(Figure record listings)
○ ○ ○ ○ ○
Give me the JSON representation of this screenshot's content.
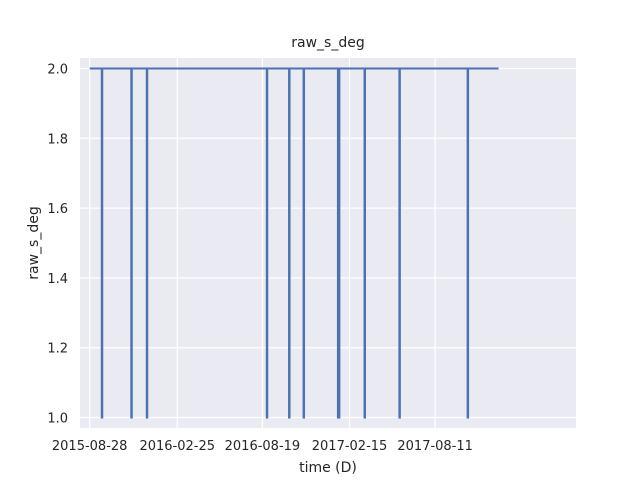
{
  "chart_data": {
    "type": "line",
    "title": "raw_s_deg",
    "xlabel": "time (D)",
    "ylabel": "raw_s_deg",
    "x_type": "date",
    "xlim": [
      "2015-08-08",
      "2018-05-29"
    ],
    "ylim": [
      0.97,
      2.03
    ],
    "x_ticks": [
      "2015-08-28",
      "2016-02-25",
      "2016-08-19",
      "2017-02-15",
      "2017-08-11"
    ],
    "y_ticks": [
      1.0,
      1.2,
      1.4,
      1.6,
      1.8,
      2.0
    ],
    "y_tick_labels": [
      "1.0",
      "1.2",
      "1.4",
      "1.6",
      "1.8",
      "2.0"
    ],
    "grid": true,
    "series": [
      {
        "color": "#4c72b0",
        "x": [
          "2015-08-28",
          "2015-09-22",
          "2015-09-22",
          "2015-09-23",
          "2015-09-23",
          "2015-11-22",
          "2015-11-22",
          "2015-11-23",
          "2015-11-23",
          "2015-12-24",
          "2015-12-24",
          "2015-12-25",
          "2015-12-25",
          "2016-08-28",
          "2016-08-28",
          "2016-08-29",
          "2016-08-29",
          "2016-10-13",
          "2016-10-13",
          "2016-10-14",
          "2016-10-14",
          "2016-11-12",
          "2016-11-12",
          "2016-11-13",
          "2016-11-13",
          "2017-01-22",
          "2017-01-22",
          "2017-01-25",
          "2017-01-25",
          "2017-03-18",
          "2017-03-18",
          "2017-03-19",
          "2017-03-19",
          "2017-05-29",
          "2017-05-29",
          "2017-05-30",
          "2017-05-30",
          "2017-10-17",
          "2017-10-17",
          "2017-10-18",
          "2017-10-18",
          "2017-12-20"
        ],
        "y": [
          2,
          2,
          1,
          1,
          2,
          2,
          1,
          1,
          2,
          2,
          1,
          1,
          2,
          2,
          1,
          1,
          2,
          2,
          1,
          1,
          2,
          2,
          1,
          1,
          2,
          2,
          1,
          1,
          2,
          2,
          1,
          1,
          2,
          2,
          1,
          1,
          2,
          2,
          1,
          1,
          2,
          2
        ]
      }
    ]
  }
}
○ ○ ○ ○ ○
> Instruction: Repeat all the data as it stands, dropping any images it holds.

> Full solution:
Give me the JSON representation of this screenshot's content.
{
  "chart_data": {
    "type": "line",
    "title": "raw_s_deg",
    "xlabel": "time (D)",
    "ylabel": "raw_s_deg",
    "x_type": "date",
    "xlim": [
      "2015-08-08",
      "2018-05-29"
    ],
    "ylim": [
      0.97,
      2.03
    ],
    "x_ticks": [
      "2015-08-28",
      "2016-02-25",
      "2016-08-19",
      "2017-02-15",
      "2017-08-11"
    ],
    "y_ticks": [
      1.0,
      1.2,
      1.4,
      1.6,
      1.8,
      2.0
    ],
    "y_tick_labels": [
      "1.0",
      "1.2",
      "1.4",
      "1.6",
      "1.8",
      "2.0"
    ],
    "grid": true,
    "series": [
      {
        "color": "#4c72b0",
        "x": [
          "2015-08-28",
          "2015-09-22",
          "2015-09-22",
          "2015-09-23",
          "2015-09-23",
          "2015-11-22",
          "2015-11-22",
          "2015-11-23",
          "2015-11-23",
          "2015-12-24",
          "2015-12-24",
          "2015-12-25",
          "2015-12-25",
          "2016-08-28",
          "2016-08-28",
          "2016-08-29",
          "2016-08-29",
          "2016-10-13",
          "2016-10-13",
          "2016-10-14",
          "2016-10-14",
          "2016-11-12",
          "2016-11-12",
          "2016-11-13",
          "2016-11-13",
          "2017-01-22",
          "2017-01-22",
          "2017-01-25",
          "2017-01-25",
          "2017-03-18",
          "2017-03-18",
          "2017-03-19",
          "2017-03-19",
          "2017-05-29",
          "2017-05-29",
          "2017-05-30",
          "2017-05-30",
          "2017-10-17",
          "2017-10-17",
          "2017-10-18",
          "2017-10-18",
          "2017-12-20"
        ],
        "y": [
          2,
          2,
          1,
          1,
          2,
          2,
          1,
          1,
          2,
          2,
          1,
          1,
          2,
          2,
          1,
          1,
          2,
          2,
          1,
          1,
          2,
          2,
          1,
          1,
          2,
          2,
          1,
          1,
          2,
          2,
          1,
          1,
          2,
          2,
          1,
          1,
          2,
          2,
          1,
          1,
          2,
          2
        ]
      }
    ]
  }
}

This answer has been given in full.